Structured figure records:
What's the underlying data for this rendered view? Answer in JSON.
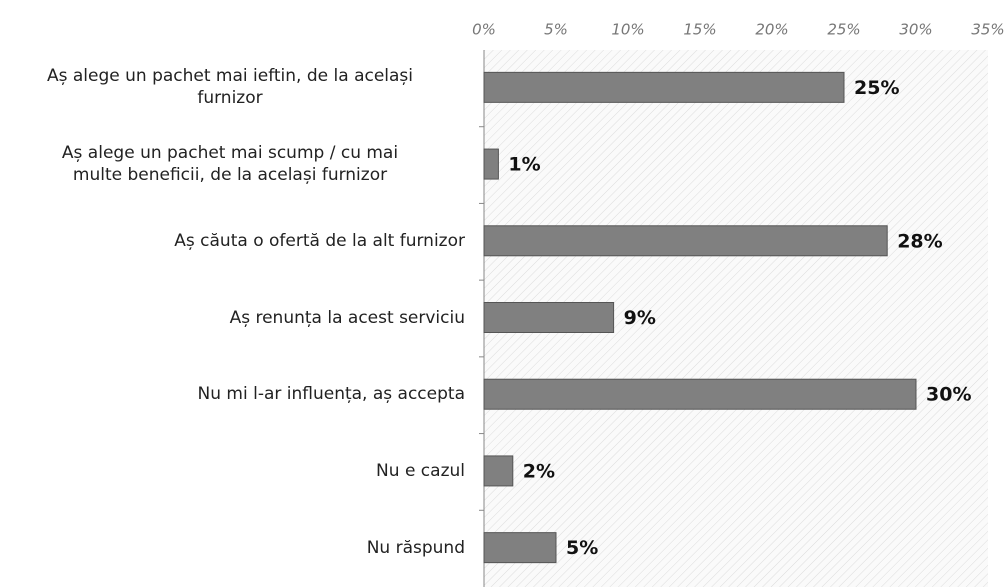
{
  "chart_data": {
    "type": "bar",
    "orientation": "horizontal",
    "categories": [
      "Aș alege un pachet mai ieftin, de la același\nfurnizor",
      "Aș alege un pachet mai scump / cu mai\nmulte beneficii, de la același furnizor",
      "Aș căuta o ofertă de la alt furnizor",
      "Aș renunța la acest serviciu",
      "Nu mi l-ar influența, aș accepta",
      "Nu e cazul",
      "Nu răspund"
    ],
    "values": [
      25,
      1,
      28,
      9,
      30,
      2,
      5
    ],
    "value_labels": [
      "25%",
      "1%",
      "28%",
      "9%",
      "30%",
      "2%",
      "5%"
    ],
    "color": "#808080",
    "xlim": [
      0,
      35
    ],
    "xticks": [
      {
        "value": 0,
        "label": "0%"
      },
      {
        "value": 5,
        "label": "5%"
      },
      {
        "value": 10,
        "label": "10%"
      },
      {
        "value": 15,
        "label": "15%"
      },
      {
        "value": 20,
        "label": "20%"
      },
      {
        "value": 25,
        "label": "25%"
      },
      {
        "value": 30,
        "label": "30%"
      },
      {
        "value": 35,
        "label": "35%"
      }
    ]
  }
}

==

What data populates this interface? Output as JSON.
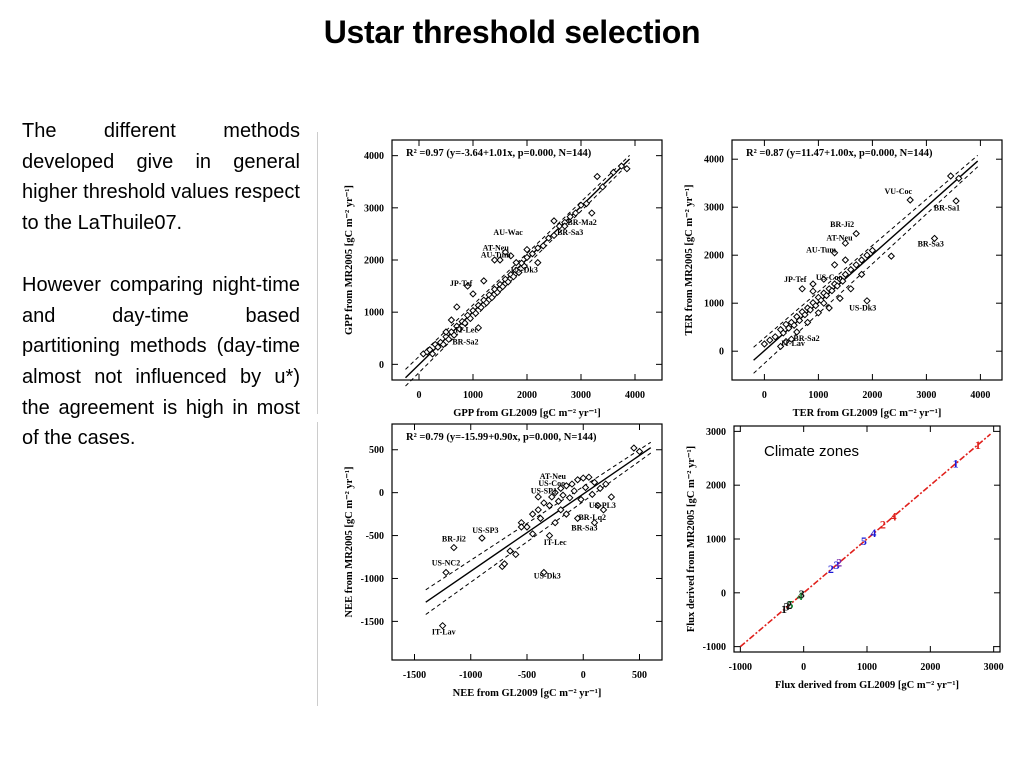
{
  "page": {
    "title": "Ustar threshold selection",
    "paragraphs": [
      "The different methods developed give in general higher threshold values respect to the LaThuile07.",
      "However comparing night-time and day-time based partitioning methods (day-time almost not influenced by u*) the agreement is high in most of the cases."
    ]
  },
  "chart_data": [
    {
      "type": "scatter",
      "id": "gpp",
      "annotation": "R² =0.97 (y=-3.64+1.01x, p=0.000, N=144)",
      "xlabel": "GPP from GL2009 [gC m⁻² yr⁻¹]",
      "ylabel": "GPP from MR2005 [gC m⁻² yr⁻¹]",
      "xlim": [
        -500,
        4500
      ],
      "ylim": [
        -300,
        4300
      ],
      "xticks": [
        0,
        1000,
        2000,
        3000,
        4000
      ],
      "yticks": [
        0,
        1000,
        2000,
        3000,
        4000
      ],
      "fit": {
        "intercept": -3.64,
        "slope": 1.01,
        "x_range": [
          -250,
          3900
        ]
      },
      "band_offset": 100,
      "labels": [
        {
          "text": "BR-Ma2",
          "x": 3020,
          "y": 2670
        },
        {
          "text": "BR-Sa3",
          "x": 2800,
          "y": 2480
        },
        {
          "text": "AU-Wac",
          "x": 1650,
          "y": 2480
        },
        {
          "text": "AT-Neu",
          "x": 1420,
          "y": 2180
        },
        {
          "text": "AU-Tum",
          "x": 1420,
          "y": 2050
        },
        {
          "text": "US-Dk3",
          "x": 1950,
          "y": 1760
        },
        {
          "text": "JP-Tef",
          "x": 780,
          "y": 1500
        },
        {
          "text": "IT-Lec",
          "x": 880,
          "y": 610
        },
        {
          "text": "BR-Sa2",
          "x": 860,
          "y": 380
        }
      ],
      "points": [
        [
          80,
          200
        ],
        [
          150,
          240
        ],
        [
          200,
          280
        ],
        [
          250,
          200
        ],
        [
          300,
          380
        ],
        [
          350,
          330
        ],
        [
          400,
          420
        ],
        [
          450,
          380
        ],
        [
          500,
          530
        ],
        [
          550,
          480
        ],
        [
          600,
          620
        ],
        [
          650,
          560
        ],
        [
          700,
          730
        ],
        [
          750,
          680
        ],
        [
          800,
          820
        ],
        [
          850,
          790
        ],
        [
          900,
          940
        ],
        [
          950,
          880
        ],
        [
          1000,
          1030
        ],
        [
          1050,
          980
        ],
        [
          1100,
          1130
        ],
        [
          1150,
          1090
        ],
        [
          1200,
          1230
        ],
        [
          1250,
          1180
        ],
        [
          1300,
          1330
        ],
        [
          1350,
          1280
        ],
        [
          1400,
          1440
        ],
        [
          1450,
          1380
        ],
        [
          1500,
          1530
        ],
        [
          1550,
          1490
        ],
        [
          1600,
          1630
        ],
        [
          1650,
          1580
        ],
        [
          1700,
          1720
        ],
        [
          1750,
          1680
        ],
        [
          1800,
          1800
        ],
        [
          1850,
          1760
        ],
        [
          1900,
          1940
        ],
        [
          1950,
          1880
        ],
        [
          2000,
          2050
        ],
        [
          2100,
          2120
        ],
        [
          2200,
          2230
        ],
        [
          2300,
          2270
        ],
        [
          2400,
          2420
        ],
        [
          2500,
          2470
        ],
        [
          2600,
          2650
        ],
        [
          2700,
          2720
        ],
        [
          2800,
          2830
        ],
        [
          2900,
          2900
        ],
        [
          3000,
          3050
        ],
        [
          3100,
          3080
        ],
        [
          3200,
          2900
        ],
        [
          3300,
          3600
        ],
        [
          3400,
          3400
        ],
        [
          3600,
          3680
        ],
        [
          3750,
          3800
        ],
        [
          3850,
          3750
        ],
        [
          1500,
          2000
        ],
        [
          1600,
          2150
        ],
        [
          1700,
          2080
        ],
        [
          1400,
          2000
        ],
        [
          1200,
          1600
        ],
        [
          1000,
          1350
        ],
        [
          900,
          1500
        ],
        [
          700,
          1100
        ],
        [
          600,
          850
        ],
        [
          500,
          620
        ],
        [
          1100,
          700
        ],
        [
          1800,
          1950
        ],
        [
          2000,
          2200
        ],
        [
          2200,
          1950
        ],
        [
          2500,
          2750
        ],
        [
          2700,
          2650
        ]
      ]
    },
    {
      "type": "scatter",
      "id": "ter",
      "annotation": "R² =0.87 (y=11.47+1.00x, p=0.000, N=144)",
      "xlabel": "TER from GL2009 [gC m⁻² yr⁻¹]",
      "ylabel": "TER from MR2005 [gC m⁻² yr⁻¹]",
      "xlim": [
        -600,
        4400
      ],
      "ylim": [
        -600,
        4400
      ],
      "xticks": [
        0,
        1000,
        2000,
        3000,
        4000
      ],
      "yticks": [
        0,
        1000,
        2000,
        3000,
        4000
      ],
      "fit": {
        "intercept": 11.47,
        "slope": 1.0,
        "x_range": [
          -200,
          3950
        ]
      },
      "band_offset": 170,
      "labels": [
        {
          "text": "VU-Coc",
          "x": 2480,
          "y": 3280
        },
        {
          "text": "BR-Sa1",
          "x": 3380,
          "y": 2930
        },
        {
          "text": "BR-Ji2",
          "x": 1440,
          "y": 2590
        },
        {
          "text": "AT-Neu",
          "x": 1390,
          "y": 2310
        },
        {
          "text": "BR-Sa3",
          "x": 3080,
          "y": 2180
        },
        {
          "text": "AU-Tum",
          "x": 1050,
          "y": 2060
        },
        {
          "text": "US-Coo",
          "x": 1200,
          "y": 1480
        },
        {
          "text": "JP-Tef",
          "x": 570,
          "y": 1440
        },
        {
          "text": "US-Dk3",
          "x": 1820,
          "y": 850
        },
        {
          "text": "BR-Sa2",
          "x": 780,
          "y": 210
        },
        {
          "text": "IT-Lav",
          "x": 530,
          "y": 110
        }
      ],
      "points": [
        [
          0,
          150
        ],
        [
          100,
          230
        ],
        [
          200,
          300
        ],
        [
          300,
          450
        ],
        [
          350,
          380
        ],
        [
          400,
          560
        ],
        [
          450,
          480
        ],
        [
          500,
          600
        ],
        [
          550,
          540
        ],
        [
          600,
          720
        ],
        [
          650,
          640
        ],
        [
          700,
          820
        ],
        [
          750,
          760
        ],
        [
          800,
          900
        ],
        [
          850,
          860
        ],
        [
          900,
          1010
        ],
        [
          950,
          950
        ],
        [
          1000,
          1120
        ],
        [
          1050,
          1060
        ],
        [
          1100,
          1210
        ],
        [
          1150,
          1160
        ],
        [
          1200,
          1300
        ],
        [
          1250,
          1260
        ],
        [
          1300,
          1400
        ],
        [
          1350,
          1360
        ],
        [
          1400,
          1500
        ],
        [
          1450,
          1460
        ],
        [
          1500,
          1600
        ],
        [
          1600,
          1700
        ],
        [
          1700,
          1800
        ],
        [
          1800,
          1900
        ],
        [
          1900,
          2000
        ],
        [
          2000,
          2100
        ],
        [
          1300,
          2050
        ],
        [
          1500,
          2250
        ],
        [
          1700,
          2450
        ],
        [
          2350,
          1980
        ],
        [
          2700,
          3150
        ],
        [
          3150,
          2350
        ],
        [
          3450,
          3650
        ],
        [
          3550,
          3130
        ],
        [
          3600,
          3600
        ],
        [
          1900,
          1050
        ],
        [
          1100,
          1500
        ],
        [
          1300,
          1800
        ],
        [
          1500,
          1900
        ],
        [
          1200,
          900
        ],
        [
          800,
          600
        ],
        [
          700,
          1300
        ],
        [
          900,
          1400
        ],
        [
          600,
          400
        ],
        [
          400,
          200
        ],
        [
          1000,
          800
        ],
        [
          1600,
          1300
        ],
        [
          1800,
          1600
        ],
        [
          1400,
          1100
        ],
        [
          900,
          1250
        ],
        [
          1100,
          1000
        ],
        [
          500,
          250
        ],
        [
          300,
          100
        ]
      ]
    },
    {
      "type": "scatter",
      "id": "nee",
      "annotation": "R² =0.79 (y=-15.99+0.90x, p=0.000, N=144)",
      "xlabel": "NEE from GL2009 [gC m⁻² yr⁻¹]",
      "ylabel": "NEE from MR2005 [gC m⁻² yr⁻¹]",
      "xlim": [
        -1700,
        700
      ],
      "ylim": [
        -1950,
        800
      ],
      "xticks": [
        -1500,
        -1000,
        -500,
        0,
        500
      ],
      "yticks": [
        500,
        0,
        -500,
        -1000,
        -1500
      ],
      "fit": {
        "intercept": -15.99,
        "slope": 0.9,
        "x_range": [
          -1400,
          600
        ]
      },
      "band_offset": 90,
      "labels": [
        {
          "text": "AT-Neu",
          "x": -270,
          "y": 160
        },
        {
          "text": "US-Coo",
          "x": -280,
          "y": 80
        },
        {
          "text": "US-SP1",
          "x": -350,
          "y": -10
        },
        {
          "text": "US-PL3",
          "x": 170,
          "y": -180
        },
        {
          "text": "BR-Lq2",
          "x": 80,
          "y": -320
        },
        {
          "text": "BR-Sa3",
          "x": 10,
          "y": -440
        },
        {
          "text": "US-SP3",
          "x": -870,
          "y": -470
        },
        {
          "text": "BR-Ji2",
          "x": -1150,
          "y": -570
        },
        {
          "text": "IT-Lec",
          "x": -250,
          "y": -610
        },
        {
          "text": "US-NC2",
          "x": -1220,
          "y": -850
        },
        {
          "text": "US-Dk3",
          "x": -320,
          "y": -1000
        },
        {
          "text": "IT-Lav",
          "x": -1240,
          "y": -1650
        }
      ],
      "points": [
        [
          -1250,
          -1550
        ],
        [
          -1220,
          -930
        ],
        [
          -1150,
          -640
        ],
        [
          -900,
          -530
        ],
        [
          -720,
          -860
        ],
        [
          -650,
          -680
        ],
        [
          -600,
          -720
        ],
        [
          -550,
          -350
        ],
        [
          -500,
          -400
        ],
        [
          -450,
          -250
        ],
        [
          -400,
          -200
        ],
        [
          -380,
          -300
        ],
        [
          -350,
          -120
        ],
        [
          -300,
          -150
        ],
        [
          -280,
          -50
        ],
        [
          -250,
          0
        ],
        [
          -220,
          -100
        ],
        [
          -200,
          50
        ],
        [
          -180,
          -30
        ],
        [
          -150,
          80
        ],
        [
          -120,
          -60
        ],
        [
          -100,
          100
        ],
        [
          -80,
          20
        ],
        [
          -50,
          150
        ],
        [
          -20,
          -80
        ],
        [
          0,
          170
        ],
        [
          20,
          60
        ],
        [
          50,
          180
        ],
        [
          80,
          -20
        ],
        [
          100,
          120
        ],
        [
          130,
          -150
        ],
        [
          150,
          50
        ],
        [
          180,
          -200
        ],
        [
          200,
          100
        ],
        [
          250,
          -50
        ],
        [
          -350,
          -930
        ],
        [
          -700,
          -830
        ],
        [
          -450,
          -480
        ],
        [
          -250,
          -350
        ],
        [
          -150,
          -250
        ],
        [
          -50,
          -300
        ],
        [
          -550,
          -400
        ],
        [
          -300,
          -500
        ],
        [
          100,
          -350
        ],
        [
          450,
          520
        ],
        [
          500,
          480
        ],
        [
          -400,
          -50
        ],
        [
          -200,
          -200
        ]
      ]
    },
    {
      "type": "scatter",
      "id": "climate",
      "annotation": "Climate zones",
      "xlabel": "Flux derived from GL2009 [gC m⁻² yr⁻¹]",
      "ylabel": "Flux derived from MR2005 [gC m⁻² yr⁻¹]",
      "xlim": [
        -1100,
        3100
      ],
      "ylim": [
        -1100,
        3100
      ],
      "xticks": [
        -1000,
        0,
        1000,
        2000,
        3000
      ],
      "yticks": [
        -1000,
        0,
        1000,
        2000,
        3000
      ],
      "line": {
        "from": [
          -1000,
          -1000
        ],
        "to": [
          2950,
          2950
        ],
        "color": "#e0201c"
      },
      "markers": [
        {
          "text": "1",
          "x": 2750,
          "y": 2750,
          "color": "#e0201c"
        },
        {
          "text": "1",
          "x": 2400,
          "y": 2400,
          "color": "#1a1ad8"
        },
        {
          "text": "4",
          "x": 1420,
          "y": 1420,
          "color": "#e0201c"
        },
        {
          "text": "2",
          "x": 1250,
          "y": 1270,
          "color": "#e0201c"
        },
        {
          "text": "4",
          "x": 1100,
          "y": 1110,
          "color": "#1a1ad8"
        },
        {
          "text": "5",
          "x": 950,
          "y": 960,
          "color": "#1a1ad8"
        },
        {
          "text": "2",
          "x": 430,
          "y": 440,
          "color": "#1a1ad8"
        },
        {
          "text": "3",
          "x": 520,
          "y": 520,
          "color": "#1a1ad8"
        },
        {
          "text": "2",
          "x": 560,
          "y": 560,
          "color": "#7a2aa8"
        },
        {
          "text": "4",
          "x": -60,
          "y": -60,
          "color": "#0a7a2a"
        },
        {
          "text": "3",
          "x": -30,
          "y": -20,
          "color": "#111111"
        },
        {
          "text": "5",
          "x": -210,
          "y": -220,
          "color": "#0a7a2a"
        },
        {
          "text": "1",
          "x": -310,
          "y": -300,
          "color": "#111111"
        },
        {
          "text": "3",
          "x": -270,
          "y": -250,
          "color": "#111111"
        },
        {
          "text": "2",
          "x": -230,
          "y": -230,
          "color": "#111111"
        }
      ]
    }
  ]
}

▶ _GIVEN PROBLEM_: Where a line above holds the string "methods", show that line.

▶ _ANSWER TO THE EXERCISE_:
      "The different methods developed give in general higher threshold values respect to the LaThuile07.",
      "However comparing night-time and day-time based partitioning methods (day-time almost not influenced by u*) the agreement is high in most of the cases."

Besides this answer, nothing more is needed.